# [Document source]
-*-

CULTURE- OPINIONS ET POINTS DE VUE- SAID DJABELKHIR/LE SOIR D’ALGERIE
L’universitaire Saïd Djabelkhir,
islamologue spécialiste du soufisme et initiateur du Cercle des lumières pour
une pensée libre, comparaîtra devant le juge jeudi prochain. Pour cause ? Une
plainte déposée contre lui par un universitaire de la wilaya de Sidi-Bel-Abbès
après la publication sur Facebook d’une critique adressée à Chikh
Ferkous qui, lui, a décrété lors d’une fetwa que «la célébration de Yennayer
est haram», affirmant que cette fête est païenne. Il a
attribué quelques Hadiths (3 ou 4) au Prophète ; il dit ne pas faire d’amalgame
entre la discorde (fitna) et la critique, entre autres)
- Invité de «LSA
Direct» (J 18/2 :2021), une émission du Soir d’Algérie consacrée à
l’actualité, l’universitaire chercheur est revenu sur l’objet et les
circonstances de la plainte, la séparation de la religion de la politique,
l’impact de telles « réactions» qui se répandent de plus en plus et tant
d’autres sujets fort intéressants. D’emblée, le chercheur se penche sur
l’article 144 bis qui, dans plusieurs de ses alinéas, concerne la diffamation sur
le plan politique, religieux et même journalistique, et affirme que celui-ci
n’est pas vraiment clair. « Le problème, c’est que l’article n’est pas
explicite. On parle sur quelle base, quelle norme : malékite, achârite ou soufie (qui sont les normes de base dans le
discours religieux en Algérie), ou soufie, salafiste ou wahabite ? C’est ce qui
n’est pas clair dans cette loi. Je cite notamment les citations de l’Emir
Abdelkader dans son livre El Mawakif, qui
contreviennent directement alors au contenu de cette loi », tout en précisant
qu’il ne connaît le plaignant qu’à travers les réseaux sociaux.
Sur les conséquences d’une éventuelle condamnation pour l’universitaire et le
principe de libre pensée, Djabelkhir s’est dit étonné
et s’interroge : «Pourquoi former des spécialistes et
leur interdire de donner leurs avis ? L’Etat dépense des deniers publics pour
former des cadres et, au final, pour leur interdire de donner leurs avis en
tant que spécialistes !» affirmant qu’il n’a donné que son avis et ce qui l’étonne
encore plus, c’est « le fait que le juge d’instruction ait fait passer
l’affaire sans le convoquer, ni l’entendre».
Enregistrer de telles réactions face à une critique objective finirait, selon
l’universitaire, par «polluer» les esprits et par une «autocensure» qui aura
raison du débat-échange qui devrait prévaloir, notamment entre universitaires. «Beaucoup de spécialistes ne seraient pas à l’aise en
donnant leurs avis ou ne plus le donner carrément sur les questions de leurs
domaines de compétence», a expliqué le chercheur, tout en regrettant cela. «C’est regrettable et déplorable. J’aurais aimé que cet
universitaire me propose un débat avant de porter plainte. J’ai toujours
accepté le dialogue et le débat. J’aurais aimé qu’on s’écoute»,
dit-il.

-*-

(Lignes d'un jeu de données)
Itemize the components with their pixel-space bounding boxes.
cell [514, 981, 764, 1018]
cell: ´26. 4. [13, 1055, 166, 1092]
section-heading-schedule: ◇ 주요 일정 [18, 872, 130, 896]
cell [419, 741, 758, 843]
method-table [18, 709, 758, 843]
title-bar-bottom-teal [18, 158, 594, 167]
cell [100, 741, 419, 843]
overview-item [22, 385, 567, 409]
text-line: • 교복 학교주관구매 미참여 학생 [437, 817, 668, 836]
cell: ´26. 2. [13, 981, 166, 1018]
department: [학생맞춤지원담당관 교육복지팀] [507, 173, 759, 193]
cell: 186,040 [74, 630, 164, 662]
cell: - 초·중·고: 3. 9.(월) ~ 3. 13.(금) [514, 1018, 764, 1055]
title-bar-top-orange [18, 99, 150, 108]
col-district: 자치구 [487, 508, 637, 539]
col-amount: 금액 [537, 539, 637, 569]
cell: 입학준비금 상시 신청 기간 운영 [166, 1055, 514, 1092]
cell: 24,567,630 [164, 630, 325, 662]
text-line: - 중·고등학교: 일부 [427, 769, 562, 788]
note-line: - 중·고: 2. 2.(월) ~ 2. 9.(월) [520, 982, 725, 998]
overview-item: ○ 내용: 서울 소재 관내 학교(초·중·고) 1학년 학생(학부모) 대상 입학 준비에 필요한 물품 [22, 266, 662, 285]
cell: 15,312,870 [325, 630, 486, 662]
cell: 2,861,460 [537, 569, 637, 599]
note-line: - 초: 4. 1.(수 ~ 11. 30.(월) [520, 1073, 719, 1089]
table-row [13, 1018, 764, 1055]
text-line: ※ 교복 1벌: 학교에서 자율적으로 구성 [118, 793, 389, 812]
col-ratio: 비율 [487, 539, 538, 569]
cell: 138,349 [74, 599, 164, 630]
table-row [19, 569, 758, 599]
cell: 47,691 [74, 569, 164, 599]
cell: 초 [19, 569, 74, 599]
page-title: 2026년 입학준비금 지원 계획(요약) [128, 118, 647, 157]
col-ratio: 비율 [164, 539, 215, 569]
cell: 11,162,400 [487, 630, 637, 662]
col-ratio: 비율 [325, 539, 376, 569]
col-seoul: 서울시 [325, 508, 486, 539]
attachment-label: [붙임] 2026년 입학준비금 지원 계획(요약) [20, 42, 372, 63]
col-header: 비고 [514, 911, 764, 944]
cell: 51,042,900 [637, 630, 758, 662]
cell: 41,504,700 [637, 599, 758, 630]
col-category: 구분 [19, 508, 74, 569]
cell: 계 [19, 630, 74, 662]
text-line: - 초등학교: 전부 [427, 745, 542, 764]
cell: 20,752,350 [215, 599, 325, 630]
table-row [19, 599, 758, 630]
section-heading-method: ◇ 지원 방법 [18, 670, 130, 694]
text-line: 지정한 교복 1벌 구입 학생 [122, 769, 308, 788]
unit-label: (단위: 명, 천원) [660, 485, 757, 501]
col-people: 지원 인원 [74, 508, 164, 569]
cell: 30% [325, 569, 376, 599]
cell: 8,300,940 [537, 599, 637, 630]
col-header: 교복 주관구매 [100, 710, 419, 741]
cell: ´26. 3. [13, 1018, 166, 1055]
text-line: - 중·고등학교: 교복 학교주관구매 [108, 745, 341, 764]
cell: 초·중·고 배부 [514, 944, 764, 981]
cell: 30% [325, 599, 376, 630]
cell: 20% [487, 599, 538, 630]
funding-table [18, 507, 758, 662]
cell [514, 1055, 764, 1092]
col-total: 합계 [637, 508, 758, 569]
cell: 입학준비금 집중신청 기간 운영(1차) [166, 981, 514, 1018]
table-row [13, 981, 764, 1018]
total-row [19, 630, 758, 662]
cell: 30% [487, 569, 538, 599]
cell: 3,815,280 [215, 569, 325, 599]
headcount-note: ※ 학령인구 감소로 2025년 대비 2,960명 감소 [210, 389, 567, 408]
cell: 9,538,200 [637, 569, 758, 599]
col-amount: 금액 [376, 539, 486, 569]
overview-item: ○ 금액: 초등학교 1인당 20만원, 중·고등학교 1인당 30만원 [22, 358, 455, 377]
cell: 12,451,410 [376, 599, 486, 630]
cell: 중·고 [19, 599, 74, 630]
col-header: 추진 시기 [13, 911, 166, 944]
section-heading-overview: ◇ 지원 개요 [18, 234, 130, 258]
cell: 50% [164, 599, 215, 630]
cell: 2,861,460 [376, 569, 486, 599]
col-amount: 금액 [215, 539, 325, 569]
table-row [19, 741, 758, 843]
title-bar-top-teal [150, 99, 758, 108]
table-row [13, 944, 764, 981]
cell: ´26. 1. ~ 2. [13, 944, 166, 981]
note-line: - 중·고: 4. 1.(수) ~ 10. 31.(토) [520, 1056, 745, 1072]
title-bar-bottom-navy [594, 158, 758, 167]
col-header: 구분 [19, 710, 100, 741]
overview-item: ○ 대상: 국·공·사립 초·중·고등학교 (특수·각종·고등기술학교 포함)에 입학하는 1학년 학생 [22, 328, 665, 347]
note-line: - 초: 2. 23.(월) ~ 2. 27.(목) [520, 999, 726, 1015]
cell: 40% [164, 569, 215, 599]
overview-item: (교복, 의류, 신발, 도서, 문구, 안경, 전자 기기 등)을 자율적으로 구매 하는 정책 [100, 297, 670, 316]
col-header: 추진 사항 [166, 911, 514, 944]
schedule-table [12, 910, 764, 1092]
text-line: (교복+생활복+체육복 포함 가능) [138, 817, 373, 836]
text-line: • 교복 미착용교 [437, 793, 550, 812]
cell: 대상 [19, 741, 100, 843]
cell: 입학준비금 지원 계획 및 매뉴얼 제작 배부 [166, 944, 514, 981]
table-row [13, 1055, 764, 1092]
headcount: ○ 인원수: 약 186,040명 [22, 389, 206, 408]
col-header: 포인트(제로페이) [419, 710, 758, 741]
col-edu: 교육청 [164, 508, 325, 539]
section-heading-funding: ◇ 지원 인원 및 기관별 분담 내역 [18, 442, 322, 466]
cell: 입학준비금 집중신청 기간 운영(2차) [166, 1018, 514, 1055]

-*-

# [Objectif annoncé]
D'après l'article sur Saïd Djabelkhir, qu'est-ce qui l'étonne encore plus dans la façon dont le juge d'instruction a traité l'affaire ?

# [Réponse ci-dessous]
Le juge d'instruction a fait passer l'affaire sans le convoquer ni l'entendre.